**Goal**
Report each line of the data that includes the word "stop".

· · · ·

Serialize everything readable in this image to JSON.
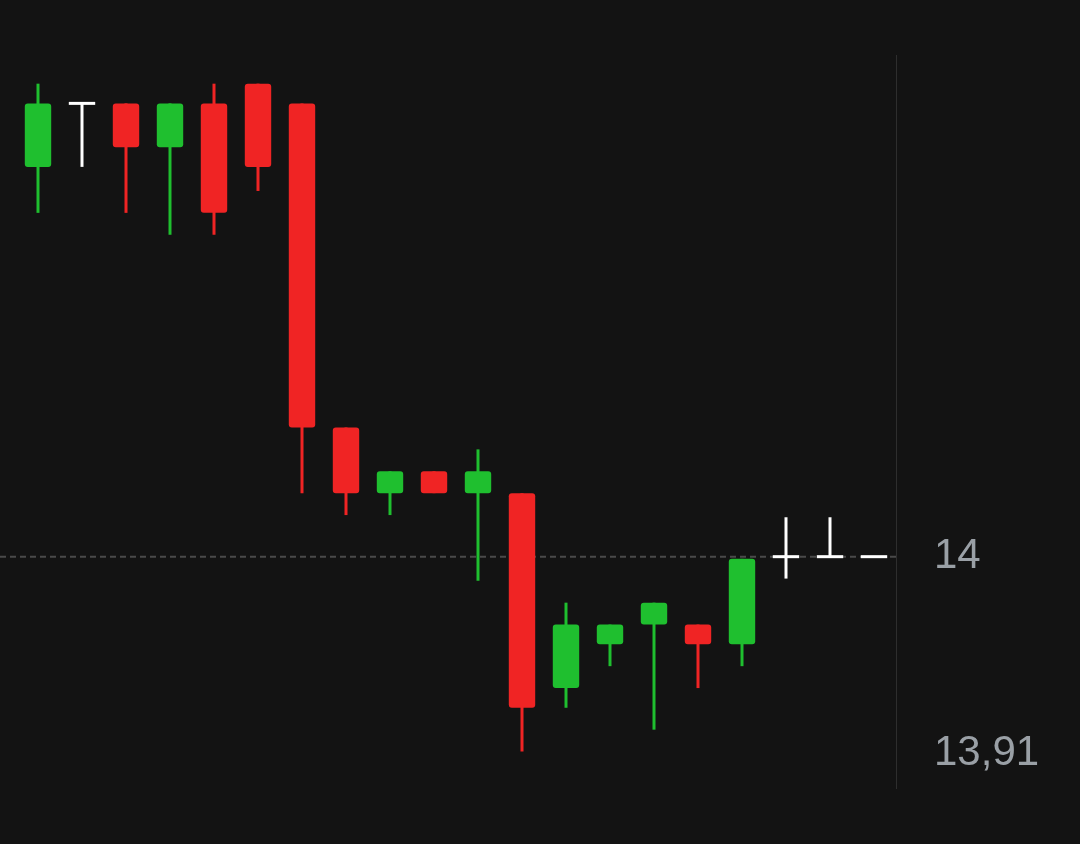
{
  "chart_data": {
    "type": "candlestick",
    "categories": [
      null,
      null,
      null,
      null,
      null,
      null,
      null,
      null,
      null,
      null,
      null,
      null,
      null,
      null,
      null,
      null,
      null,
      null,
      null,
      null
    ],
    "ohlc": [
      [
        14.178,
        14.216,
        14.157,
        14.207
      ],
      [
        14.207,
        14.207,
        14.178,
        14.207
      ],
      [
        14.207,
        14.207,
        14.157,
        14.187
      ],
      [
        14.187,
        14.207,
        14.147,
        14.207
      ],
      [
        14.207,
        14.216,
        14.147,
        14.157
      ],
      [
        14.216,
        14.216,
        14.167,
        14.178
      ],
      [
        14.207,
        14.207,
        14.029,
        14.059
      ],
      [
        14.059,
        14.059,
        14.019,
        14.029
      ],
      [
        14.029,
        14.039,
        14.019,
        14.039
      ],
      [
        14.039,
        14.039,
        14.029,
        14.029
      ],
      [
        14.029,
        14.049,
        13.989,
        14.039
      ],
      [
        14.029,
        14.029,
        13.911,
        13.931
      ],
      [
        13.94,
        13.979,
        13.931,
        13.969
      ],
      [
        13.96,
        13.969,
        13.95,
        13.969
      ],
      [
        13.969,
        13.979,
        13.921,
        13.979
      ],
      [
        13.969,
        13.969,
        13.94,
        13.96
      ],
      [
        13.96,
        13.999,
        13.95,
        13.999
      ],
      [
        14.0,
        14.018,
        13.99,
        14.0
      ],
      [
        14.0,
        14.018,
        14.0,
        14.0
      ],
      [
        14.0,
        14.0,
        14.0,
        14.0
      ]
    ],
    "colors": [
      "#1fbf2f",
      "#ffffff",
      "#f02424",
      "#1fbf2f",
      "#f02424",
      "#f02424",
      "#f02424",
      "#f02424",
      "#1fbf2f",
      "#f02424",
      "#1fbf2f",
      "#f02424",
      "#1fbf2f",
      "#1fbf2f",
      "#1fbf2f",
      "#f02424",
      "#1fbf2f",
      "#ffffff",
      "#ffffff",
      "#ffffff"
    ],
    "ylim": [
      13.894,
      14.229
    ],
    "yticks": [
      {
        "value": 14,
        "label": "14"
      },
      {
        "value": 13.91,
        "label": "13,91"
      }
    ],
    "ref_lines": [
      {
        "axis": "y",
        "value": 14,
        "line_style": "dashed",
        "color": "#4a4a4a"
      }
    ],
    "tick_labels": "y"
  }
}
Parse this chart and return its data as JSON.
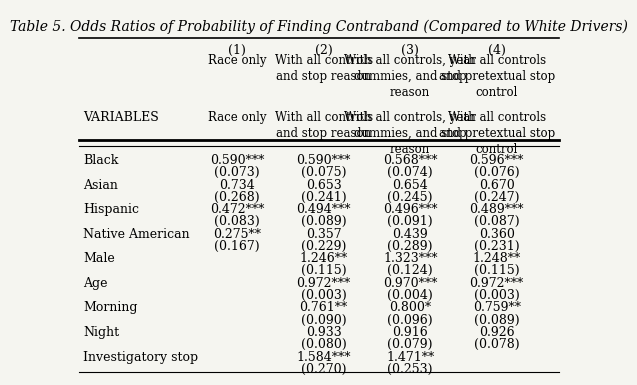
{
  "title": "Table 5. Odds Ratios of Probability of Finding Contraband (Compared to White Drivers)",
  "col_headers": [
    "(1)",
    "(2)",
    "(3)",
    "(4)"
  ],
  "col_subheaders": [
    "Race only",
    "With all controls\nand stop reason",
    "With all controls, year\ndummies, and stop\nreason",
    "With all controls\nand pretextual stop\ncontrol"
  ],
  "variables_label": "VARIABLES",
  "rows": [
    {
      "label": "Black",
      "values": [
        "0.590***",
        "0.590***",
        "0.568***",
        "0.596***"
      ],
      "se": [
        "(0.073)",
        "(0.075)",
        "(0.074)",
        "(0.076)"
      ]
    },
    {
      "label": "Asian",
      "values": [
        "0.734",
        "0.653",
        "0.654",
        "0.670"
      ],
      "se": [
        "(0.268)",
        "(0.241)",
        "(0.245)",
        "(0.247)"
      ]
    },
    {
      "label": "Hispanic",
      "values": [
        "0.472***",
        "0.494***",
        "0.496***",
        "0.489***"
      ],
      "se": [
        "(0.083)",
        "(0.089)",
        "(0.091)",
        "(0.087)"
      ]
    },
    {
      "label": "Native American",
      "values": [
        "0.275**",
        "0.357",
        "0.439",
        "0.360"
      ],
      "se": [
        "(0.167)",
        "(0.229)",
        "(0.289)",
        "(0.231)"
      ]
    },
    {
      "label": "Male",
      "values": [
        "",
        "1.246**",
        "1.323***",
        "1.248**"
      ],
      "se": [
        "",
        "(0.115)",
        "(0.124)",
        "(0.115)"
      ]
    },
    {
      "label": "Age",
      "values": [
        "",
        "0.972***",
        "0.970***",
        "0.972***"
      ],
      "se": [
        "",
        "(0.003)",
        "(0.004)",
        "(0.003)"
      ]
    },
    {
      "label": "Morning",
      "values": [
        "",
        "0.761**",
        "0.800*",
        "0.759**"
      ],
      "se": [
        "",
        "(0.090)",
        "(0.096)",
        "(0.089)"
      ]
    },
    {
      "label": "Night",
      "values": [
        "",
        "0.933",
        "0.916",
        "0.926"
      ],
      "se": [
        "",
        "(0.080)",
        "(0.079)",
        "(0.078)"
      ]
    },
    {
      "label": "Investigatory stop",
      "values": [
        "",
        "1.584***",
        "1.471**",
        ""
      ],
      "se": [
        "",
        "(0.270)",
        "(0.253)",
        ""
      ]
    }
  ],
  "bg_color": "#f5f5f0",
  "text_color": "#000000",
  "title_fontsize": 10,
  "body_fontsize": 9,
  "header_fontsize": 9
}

· · · ·

**Task result**
    "With all controls\nand stop reason",
    "With all controls, year\ndummies, and stop\nreason",
    "With all controls\nand pretextual stop\ncontrol"
      "label": "Investigatory stop",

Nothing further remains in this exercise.